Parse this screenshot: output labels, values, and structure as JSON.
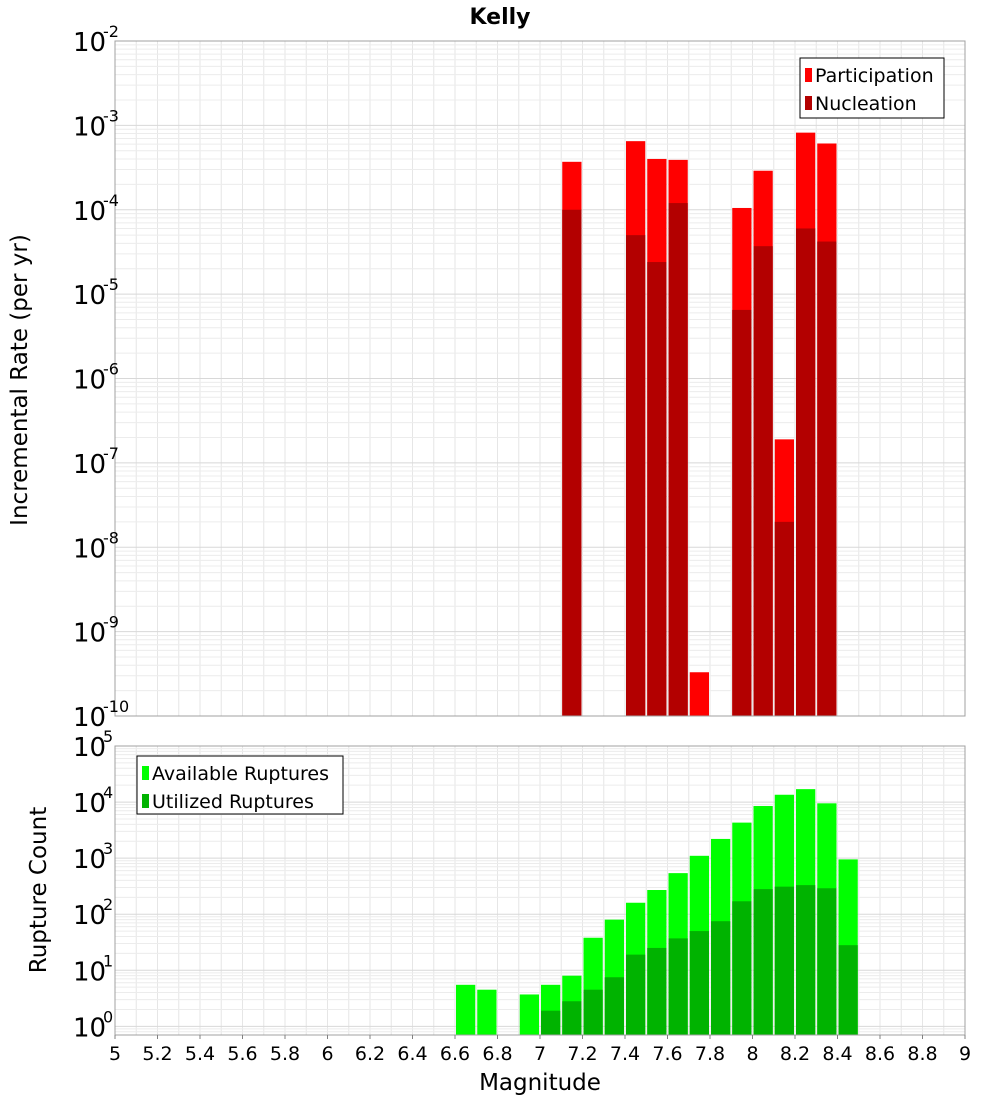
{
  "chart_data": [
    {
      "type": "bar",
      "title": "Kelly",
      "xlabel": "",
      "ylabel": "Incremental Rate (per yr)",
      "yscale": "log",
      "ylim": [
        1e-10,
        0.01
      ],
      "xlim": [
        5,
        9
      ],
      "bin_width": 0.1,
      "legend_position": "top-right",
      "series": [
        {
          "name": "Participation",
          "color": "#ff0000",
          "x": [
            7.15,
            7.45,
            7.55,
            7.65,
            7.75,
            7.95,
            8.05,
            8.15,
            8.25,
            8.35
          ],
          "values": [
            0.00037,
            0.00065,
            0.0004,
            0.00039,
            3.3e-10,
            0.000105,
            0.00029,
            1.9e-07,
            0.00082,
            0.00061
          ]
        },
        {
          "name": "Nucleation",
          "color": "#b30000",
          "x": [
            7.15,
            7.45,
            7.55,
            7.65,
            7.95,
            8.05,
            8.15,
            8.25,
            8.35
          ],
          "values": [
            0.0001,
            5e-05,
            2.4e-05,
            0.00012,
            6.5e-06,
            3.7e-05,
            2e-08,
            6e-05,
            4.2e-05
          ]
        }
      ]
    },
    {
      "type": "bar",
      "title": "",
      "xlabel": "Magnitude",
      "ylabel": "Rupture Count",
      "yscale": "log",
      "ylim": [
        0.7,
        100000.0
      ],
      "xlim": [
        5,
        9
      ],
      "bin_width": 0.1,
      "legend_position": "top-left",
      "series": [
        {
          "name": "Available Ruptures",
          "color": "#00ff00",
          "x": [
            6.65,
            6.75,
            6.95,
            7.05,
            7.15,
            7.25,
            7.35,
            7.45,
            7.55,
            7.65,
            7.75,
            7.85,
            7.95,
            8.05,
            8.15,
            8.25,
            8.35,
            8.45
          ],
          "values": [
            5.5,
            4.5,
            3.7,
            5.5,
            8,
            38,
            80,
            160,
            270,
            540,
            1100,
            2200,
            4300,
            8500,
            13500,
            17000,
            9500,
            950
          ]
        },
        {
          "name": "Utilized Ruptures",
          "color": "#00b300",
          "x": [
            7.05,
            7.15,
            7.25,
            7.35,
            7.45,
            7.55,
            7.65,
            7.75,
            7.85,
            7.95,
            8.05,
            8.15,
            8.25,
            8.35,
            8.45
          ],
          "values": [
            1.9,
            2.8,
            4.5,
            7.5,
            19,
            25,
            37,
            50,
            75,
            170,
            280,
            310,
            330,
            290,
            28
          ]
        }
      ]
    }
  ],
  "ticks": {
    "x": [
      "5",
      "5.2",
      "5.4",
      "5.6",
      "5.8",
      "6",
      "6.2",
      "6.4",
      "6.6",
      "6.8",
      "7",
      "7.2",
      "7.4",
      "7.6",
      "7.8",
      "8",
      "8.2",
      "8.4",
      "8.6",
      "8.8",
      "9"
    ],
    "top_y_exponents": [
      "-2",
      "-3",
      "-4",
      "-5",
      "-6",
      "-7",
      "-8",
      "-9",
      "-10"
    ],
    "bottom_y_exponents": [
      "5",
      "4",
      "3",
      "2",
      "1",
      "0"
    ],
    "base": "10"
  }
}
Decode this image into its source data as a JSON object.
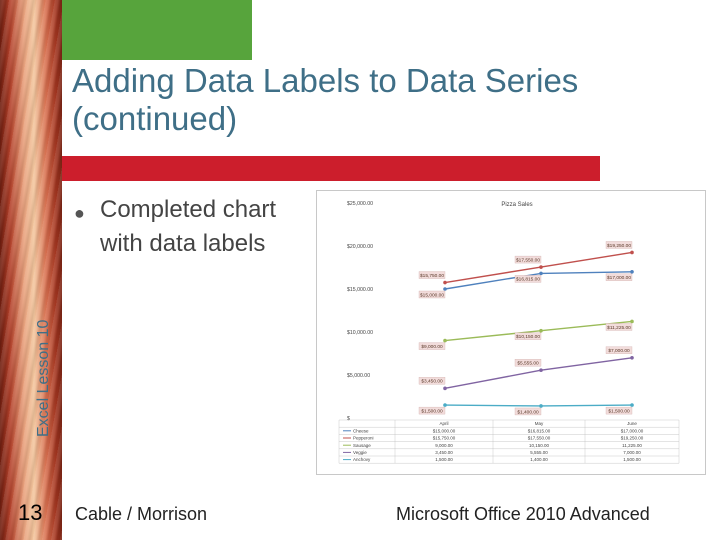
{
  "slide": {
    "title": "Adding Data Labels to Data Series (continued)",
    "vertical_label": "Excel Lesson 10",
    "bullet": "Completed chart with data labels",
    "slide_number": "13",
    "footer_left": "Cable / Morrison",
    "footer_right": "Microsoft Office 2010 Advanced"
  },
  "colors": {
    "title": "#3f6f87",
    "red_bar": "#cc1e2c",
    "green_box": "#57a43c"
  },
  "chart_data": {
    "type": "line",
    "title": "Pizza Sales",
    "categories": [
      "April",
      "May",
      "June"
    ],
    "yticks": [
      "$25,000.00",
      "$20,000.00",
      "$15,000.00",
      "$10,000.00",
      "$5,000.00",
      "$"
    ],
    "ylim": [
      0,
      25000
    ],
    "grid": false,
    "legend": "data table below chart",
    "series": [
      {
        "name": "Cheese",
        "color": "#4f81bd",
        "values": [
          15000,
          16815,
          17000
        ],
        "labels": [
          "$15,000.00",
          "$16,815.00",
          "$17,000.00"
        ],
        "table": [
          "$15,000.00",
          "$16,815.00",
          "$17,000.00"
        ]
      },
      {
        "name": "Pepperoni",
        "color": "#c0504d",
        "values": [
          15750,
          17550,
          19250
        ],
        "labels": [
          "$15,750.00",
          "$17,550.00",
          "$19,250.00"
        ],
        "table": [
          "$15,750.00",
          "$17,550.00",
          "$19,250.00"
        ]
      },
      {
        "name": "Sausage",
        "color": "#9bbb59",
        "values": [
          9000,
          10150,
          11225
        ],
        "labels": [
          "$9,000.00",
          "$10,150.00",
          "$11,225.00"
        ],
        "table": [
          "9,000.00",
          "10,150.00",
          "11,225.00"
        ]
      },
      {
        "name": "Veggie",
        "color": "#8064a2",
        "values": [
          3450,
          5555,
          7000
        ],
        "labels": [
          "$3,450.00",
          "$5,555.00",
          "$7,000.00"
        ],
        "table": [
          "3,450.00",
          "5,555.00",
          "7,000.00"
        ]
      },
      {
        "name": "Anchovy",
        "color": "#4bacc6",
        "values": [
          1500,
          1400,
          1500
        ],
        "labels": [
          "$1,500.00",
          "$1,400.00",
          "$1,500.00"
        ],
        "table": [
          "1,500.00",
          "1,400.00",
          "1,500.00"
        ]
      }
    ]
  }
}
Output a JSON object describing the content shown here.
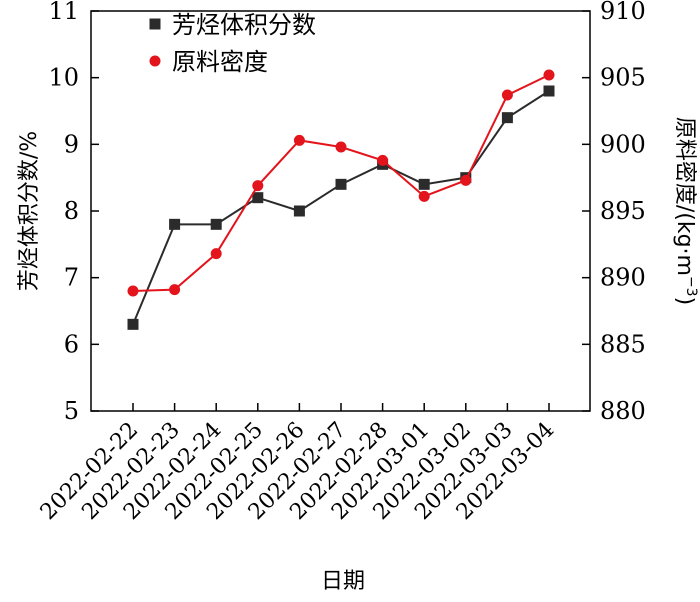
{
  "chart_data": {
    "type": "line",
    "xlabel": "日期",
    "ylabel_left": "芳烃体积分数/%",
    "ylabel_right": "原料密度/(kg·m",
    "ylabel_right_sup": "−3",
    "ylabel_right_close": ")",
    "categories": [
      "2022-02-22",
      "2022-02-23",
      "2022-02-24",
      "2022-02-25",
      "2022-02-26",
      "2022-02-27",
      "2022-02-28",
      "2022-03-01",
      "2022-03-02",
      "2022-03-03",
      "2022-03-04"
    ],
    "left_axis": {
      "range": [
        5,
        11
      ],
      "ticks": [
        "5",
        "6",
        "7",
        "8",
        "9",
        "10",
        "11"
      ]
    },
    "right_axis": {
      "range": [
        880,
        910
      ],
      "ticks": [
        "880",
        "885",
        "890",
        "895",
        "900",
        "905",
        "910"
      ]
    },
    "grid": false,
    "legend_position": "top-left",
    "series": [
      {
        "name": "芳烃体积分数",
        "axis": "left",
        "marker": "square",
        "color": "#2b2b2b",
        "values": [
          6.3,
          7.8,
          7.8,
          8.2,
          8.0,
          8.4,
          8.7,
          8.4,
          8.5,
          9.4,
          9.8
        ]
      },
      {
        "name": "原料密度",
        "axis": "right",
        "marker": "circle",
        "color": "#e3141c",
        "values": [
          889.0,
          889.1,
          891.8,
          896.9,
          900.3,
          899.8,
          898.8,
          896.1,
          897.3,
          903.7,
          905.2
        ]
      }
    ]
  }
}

→ **DIRECTIVE**
Pick out each line containing the string "title" and copy it.

→ **COMPLETE ANSWER**
      "title": "Kelly",
      "title": "",
    "title": "Adding Data Labels to Data Series (continued)",
    "title": "#3f6f87",
    "title": "Pizza Sales",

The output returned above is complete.